══ Working data
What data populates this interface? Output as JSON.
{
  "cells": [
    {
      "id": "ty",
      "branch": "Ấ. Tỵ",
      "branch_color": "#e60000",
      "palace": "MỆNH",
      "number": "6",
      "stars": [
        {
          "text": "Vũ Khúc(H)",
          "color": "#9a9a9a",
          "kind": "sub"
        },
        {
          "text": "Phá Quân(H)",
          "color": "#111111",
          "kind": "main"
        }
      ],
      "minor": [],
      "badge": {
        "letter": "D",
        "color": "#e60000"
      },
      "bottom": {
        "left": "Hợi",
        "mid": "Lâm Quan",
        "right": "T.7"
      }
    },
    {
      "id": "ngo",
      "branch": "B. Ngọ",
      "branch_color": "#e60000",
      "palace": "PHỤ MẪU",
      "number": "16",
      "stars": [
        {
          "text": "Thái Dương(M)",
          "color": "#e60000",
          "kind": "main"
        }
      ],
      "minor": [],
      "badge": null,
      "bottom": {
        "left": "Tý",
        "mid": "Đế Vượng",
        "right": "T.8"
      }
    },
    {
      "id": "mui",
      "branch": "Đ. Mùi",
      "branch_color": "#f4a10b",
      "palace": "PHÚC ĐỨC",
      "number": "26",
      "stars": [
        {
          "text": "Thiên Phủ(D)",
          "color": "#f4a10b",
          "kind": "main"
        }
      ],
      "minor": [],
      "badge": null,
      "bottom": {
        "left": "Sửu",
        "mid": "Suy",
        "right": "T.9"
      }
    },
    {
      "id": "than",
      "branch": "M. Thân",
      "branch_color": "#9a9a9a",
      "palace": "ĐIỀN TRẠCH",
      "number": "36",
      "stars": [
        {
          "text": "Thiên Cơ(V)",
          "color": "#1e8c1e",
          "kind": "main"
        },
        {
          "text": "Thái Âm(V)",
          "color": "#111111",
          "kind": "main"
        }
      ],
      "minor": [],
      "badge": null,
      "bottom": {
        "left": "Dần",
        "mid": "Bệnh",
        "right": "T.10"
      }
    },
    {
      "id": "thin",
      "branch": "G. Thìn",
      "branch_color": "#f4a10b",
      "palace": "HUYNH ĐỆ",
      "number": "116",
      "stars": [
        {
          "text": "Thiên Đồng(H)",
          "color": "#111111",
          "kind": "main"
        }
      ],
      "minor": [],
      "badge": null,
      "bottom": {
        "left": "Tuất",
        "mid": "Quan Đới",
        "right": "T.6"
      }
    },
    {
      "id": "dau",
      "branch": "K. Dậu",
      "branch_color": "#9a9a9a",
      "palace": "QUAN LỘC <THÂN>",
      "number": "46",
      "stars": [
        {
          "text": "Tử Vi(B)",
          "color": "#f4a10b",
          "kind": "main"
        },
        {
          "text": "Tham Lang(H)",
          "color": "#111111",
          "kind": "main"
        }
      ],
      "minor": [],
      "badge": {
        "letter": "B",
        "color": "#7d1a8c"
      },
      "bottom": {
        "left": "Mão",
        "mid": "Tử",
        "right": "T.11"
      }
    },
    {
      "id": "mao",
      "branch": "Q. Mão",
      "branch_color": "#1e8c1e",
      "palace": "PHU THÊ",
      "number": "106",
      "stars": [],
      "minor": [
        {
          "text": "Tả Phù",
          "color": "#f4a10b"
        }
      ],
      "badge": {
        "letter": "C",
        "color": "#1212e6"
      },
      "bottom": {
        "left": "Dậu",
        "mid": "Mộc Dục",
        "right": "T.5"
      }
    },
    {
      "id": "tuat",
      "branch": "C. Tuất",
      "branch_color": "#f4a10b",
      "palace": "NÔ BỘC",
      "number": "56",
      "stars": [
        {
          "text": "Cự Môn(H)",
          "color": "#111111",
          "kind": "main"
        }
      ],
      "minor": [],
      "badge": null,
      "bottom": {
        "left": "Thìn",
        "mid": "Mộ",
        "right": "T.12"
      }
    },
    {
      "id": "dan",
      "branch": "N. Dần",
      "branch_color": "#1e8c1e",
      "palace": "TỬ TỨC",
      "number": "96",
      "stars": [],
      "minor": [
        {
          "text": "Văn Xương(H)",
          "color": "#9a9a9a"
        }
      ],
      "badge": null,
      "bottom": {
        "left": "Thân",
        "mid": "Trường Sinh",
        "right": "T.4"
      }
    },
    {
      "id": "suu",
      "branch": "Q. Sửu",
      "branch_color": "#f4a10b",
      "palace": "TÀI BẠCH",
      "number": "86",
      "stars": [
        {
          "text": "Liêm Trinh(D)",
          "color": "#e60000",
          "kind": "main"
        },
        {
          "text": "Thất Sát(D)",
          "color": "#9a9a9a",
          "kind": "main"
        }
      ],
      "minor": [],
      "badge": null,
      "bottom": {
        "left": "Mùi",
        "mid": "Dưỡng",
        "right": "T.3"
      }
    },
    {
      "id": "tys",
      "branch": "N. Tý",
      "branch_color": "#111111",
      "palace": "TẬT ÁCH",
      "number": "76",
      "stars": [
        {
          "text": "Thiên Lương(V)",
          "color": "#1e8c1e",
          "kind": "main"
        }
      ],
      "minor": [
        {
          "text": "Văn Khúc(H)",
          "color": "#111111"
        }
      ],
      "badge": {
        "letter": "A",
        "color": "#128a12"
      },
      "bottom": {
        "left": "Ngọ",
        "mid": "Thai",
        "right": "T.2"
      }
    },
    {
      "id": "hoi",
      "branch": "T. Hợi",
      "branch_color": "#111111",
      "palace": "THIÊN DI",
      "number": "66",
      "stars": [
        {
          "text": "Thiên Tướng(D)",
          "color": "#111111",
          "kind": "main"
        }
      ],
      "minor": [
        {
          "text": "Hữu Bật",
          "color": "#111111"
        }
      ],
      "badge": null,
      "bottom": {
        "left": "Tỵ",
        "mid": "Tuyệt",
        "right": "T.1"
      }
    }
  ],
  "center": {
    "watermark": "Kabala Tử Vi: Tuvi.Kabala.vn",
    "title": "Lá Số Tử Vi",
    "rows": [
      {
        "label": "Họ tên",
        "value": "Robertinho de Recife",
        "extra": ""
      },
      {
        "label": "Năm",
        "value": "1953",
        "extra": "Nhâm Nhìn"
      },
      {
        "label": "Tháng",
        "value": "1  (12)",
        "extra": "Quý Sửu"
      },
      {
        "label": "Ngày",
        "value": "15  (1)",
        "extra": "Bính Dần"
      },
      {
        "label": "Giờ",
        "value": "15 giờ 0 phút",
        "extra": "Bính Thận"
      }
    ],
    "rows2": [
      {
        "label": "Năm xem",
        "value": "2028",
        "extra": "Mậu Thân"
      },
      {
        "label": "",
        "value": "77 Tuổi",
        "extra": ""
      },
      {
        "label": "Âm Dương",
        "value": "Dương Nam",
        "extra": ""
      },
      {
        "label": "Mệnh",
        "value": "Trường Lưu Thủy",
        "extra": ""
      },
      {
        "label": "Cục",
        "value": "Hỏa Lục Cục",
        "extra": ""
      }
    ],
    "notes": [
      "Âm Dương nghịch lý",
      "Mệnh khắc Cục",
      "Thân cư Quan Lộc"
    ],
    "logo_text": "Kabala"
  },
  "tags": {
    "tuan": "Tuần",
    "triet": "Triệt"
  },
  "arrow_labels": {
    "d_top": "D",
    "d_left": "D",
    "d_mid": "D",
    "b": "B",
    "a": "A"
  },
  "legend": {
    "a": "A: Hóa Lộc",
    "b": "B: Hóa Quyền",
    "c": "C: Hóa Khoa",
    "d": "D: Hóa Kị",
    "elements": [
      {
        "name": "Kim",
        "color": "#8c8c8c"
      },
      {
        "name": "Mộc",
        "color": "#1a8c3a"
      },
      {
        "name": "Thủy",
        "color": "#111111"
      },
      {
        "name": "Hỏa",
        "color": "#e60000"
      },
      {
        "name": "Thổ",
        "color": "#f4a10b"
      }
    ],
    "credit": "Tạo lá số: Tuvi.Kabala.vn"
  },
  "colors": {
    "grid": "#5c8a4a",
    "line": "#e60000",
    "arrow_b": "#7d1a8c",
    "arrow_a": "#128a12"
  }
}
════
* **What to produce**
Copy every line that contains the string "Trường".

* **Output of the task**
        "mid": "Trường Sinh",
        "value": "Trường Lưu Thủy",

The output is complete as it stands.